» **Provided data**:
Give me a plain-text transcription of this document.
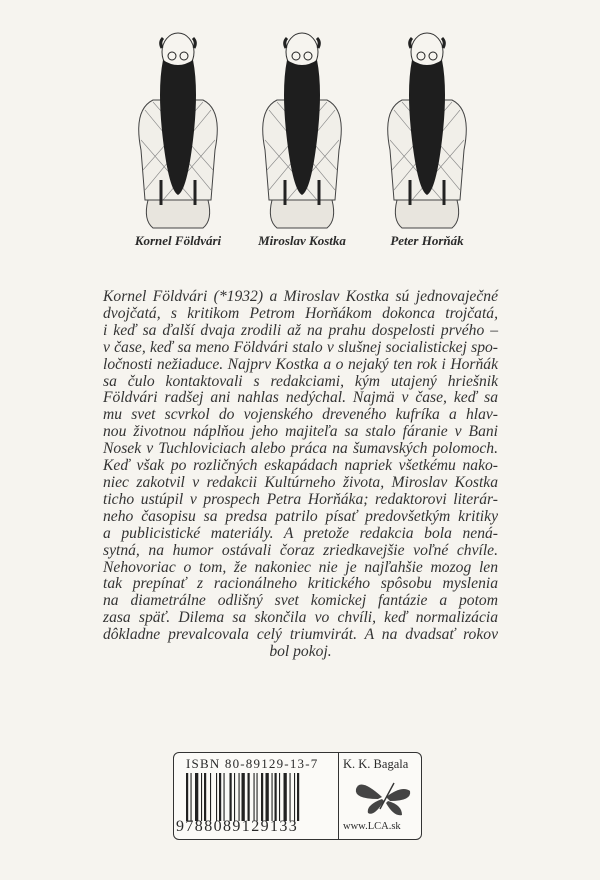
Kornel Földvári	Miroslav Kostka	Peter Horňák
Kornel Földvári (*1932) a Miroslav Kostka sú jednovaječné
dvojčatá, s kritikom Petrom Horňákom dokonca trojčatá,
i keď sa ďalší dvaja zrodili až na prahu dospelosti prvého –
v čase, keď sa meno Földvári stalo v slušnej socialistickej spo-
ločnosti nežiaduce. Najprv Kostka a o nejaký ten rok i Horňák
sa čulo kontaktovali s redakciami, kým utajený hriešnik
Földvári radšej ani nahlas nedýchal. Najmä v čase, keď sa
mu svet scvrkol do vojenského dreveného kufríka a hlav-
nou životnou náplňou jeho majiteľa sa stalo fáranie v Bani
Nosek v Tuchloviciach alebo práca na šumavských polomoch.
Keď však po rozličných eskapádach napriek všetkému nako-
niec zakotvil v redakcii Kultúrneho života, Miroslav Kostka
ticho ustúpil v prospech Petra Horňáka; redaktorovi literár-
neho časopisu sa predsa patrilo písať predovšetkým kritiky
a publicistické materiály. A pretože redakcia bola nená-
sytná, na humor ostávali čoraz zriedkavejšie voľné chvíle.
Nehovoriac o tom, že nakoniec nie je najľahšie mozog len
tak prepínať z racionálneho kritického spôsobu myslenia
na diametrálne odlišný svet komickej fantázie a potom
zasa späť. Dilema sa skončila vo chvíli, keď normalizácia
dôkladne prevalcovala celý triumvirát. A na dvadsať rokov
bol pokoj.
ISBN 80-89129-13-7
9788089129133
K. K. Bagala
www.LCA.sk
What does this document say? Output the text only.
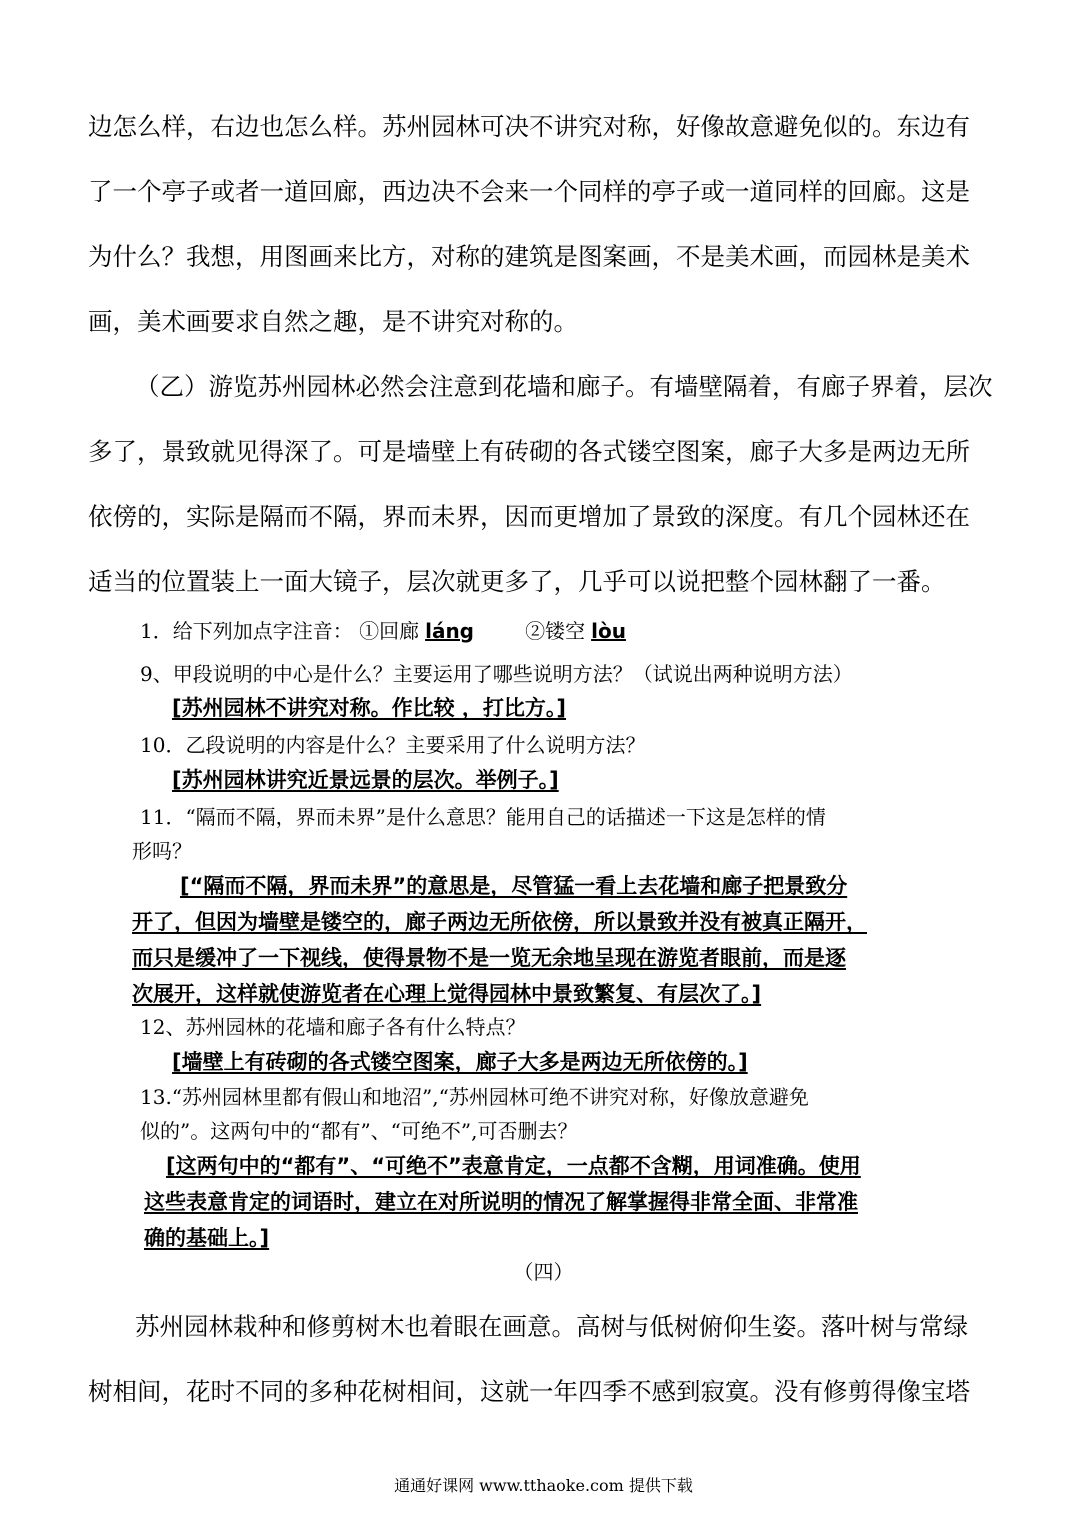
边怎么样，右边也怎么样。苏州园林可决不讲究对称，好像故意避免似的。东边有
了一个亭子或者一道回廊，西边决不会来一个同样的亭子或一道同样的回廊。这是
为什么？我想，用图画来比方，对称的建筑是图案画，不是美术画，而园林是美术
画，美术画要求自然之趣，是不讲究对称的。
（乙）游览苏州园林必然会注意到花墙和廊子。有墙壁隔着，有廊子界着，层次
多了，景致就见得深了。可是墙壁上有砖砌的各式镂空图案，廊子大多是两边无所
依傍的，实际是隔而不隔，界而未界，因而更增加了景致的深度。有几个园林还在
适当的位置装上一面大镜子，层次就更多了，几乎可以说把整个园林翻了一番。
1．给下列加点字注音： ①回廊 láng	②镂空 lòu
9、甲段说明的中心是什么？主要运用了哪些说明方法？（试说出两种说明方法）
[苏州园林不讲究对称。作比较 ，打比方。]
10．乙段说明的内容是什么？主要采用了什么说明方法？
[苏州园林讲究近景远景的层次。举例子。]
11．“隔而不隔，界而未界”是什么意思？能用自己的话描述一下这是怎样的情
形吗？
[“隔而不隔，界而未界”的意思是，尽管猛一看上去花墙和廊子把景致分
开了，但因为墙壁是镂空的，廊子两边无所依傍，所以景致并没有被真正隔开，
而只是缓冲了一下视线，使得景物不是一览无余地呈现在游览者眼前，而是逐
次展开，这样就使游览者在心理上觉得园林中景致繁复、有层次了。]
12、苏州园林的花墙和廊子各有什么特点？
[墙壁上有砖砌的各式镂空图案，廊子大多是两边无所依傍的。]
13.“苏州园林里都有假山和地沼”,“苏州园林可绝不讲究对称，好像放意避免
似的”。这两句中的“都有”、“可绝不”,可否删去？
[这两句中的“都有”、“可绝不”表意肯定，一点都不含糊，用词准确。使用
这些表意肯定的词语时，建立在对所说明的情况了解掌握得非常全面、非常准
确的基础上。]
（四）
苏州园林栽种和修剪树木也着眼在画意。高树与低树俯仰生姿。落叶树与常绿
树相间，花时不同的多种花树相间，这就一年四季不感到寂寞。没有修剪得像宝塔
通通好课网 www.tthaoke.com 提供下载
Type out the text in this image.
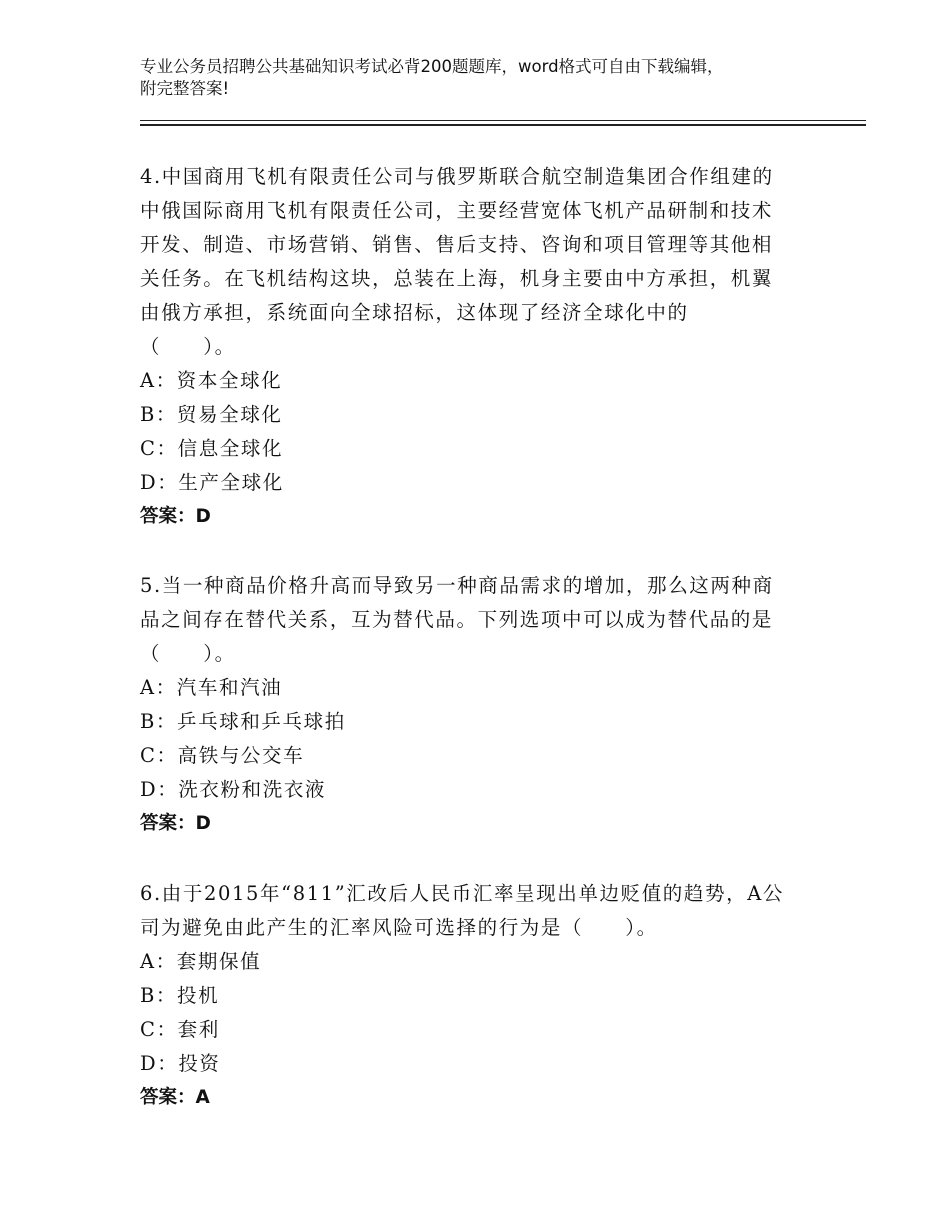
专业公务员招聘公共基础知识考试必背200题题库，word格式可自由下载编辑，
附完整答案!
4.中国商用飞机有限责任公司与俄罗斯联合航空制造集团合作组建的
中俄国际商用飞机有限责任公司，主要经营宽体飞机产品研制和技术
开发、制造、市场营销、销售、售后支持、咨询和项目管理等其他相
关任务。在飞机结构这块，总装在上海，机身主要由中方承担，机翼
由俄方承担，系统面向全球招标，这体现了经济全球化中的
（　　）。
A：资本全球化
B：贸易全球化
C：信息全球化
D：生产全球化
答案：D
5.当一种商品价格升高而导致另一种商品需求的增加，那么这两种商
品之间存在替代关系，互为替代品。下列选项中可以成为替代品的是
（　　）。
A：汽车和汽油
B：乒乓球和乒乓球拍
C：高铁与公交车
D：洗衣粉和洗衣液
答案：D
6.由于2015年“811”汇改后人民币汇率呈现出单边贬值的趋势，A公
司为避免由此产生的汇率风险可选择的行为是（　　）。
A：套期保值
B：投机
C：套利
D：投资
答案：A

» **Written request**: Return the whole listing, word for word, and leave out every picture.

» **Result**:
Give me a plain-text transcription of this document.
Kornel Földvári	Miroslav Kostka	Peter Horňák
Kornel Földvári (*1932) a Miroslav Kostka sú jednovaječné
dvojčatá, s kritikom Petrom Horňákom dokonca trojčatá,
i keď sa ďalší dvaja zrodili až na prahu dospelosti prvého –
v čase, keď sa meno Földvári stalo v slušnej socialistickej spo-
ločnosti nežiaduce. Najprv Kostka a o nejaký ten rok i Horňák
sa čulo kontaktovali s redakciami, kým utajený hriešnik
Földvári radšej ani nahlas nedýchal. Najmä v čase, keď sa
mu svet scvrkol do vojenského dreveného kufríka a hlav-
nou životnou náplňou jeho majiteľa sa stalo fáranie v Bani
Nosek v Tuchloviciach alebo práca na šumavských polomoch.
Keď však po rozličných eskapádach napriek všetkému nako-
niec zakotvil v redakcii Kultúrneho života, Miroslav Kostka
ticho ustúpil v prospech Petra Horňáka; redaktorovi literár-
neho časopisu sa predsa patrilo písať predovšetkým kritiky
a publicistické materiály. A pretože redakcia bola nená-
sytná, na humor ostávali čoraz zriedkavejšie voľné chvíle.
Nehovoriac o tom, že nakoniec nie je najľahšie mozog len
tak prepínať z racionálneho kritického spôsobu myslenia
na diametrálne odlišný svet komickej fantázie a potom
zasa späť. Dilema sa skončila vo chvíli, keď normalizácia
dôkladne prevalcovala celý triumvirát. A na dvadsať rokov
bol pokoj.
ISBN 80-89129-13-7
9788089129133
K. K. Bagala
www.LCA.sk
What does this document say? Output the text only.
边怎么样，右边也怎么样。苏州园林可决不讲究对称，好像故意避免似的。东边有
了一个亭子或者一道回廊，西边决不会来一个同样的亭子或一道同样的回廊。这是
为什么？我想，用图画来比方，对称的建筑是图案画，不是美术画，而园林是美术
画，美术画要求自然之趣，是不讲究对称的。
（乙）游览苏州园林必然会注意到花墙和廊子。有墙壁隔着，有廊子界着，层次
多了，景致就见得深了。可是墙壁上有砖砌的各式镂空图案，廊子大多是两边无所
依傍的，实际是隔而不隔，界而未界，因而更增加了景致的深度。有几个园林还在
适当的位置装上一面大镜子，层次就更多了，几乎可以说把整个园林翻了一番。
1．给下列加点字注音： ①回廊 láng	②镂空 lòu
9、甲段说明的中心是什么？主要运用了哪些说明方法？（试说出两种说明方法）
[苏州园林不讲究对称。作比较 ，打比方。]
10．乙段说明的内容是什么？主要采用了什么说明方法？
[苏州园林讲究近景远景的层次。举例子。]
11．“隔而不隔，界而未界”是什么意思？能用自己的话描述一下这是怎样的情
形吗？
[“隔而不隔，界而未界”的意思是，尽管猛一看上去花墙和廊子把景致分
开了，但因为墙壁是镂空的，廊子两边无所依傍，所以景致并没有被真正隔开，
而只是缓冲了一下视线，使得景物不是一览无余地呈现在游览者眼前，而是逐
次展开，这样就使游览者在心理上觉得园林中景致繁复、有层次了。]
12、苏州园林的花墙和廊子各有什么特点？
[墙壁上有砖砌的各式镂空图案，廊子大多是两边无所依傍的。]
13.“苏州园林里都有假山和地沼”,“苏州园林可绝不讲究对称，好像放意避免
似的”。这两句中的“都有”、“可绝不”,可否删去？
[这两句中的“都有”、“可绝不”表意肯定，一点都不含糊，用词准确。使用
这些表意肯定的词语时，建立在对所说明的情况了解掌握得非常全面、非常准
确的基础上。]
（四）
苏州园林栽种和修剪树木也着眼在画意。高树与低树俯仰生姿。落叶树与常绿
树相间，花时不同的多种花树相间，这就一年四季不感到寂寞。没有修剪得像宝塔
通通好课网 www.tthaoke.com 提供下载
Type out the text in this image.
专业公务员招聘公共基础知识考试必背200题题库，word格式可自由下载编辑，
附完整答案!
4.中国商用飞机有限责任公司与俄罗斯联合航空制造集团合作组建的
中俄国际商用飞机有限责任公司，主要经营宽体飞机产品研制和技术
开发、制造、市场营销、销售、售后支持、咨询和项目管理等其他相
关任务。在飞机结构这块，总装在上海，机身主要由中方承担，机翼
由俄方承担，系统面向全球招标，这体现了经济全球化中的
（　　）。
A：资本全球化
B：贸易全球化
C：信息全球化
D：生产全球化
答案：D
5.当一种商品价格升高而导致另一种商品需求的增加，那么这两种商
品之间存在替代关系，互为替代品。下列选项中可以成为替代品的是
（　　）。
A：汽车和汽油
B：乒乓球和乒乓球拍
C：高铁与公交车
D：洗衣粉和洗衣液
答案：D
6.由于2015年“811”汇改后人民币汇率呈现出单边贬值的趋势，A公
司为避免由此产生的汇率风险可选择的行为是（　　）。
A：套期保值
B：投机
C：套利
D：投资
答案：A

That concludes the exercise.